#### [Task material]
===============
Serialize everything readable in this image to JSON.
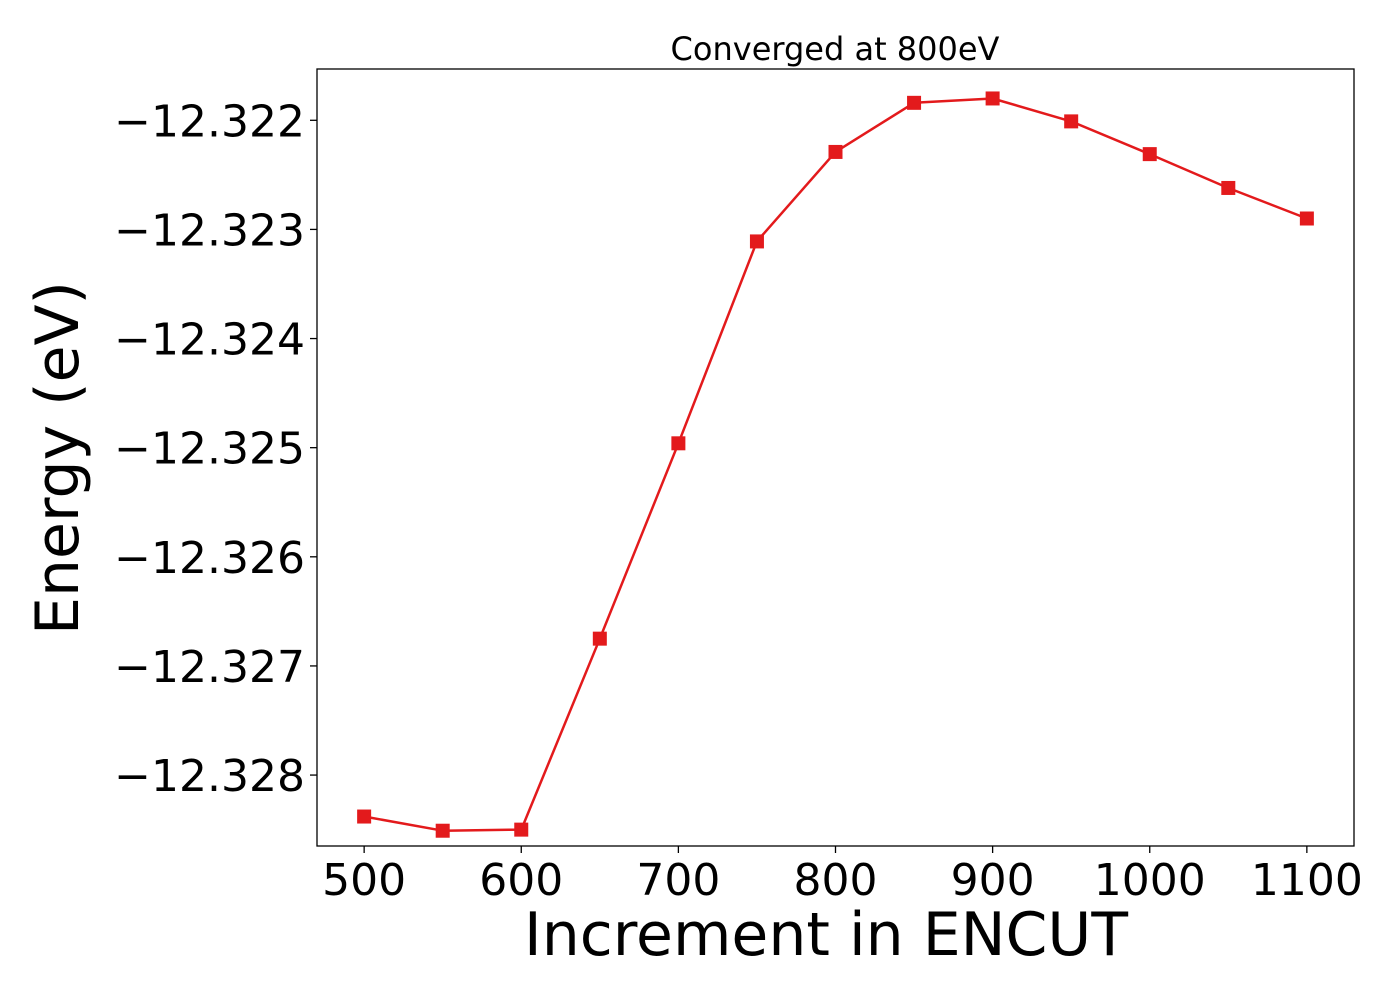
{
  "chart_data": {
    "type": "line",
    "title": "Converged at 800eV",
    "xlabel": "Increment in ENCUT",
    "ylabel": "Energy (eV)",
    "xlim": [
      470,
      1130
    ],
    "ylim": [
      -12.32865,
      -12.32153
    ],
    "x_ticks": [
      500,
      600,
      700,
      800,
      900,
      1000,
      1100
    ],
    "x_tick_labels": [
      "500",
      "600",
      "700",
      "800",
      "900",
      "1000",
      "1100"
    ],
    "y_ticks": [
      -12.322,
      -12.323,
      -12.324,
      -12.325,
      -12.326,
      -12.327,
      -12.328
    ],
    "y_tick_labels": [
      "−12.322",
      "−12.323",
      "−12.324",
      "−12.325",
      "−12.326",
      "−12.327",
      "−12.328"
    ],
    "grid": false,
    "legend": "none",
    "series": [
      {
        "color": "#e31a1c",
        "marker": "square",
        "x": [
          500,
          550,
          600,
          650,
          700,
          750,
          800,
          850,
          900,
          950,
          1000,
          1050,
          1100
        ],
        "y": [
          -12.32838,
          -12.32851,
          -12.3285,
          -12.32675,
          -12.32496,
          -12.32311,
          -12.32229,
          -12.32184,
          -12.3218,
          -12.32201,
          -12.32231,
          -12.32262,
          -12.3229
        ]
      }
    ]
  }
}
===============
All entries are to be retyped exactly. Omit any embedded images.

Serialize everything readable in this image to JSON.
{
  "chart_data": {
    "type": "line",
    "title": "Converged at 800eV",
    "xlabel": "Increment in ENCUT",
    "ylabel": "Energy (eV)",
    "xlim": [
      470,
      1130
    ],
    "ylim": [
      -12.32865,
      -12.32153
    ],
    "x_ticks": [
      500,
      600,
      700,
      800,
      900,
      1000,
      1100
    ],
    "x_tick_labels": [
      "500",
      "600",
      "700",
      "800",
      "900",
      "1000",
      "1100"
    ],
    "y_ticks": [
      -12.322,
      -12.323,
      -12.324,
      -12.325,
      -12.326,
      -12.327,
      -12.328
    ],
    "y_tick_labels": [
      "−12.322",
      "−12.323",
      "−12.324",
      "−12.325",
      "−12.326",
      "−12.327",
      "−12.328"
    ],
    "grid": false,
    "legend": "none",
    "series": [
      {
        "color": "#e31a1c",
        "marker": "square",
        "x": [
          500,
          550,
          600,
          650,
          700,
          750,
          800,
          850,
          900,
          950,
          1000,
          1050,
          1100
        ],
        "y": [
          -12.32838,
          -12.32851,
          -12.3285,
          -12.32675,
          -12.32496,
          -12.32311,
          -12.32229,
          -12.32184,
          -12.3218,
          -12.32201,
          -12.32231,
          -12.32262,
          -12.3229
        ]
      }
    ]
  }
}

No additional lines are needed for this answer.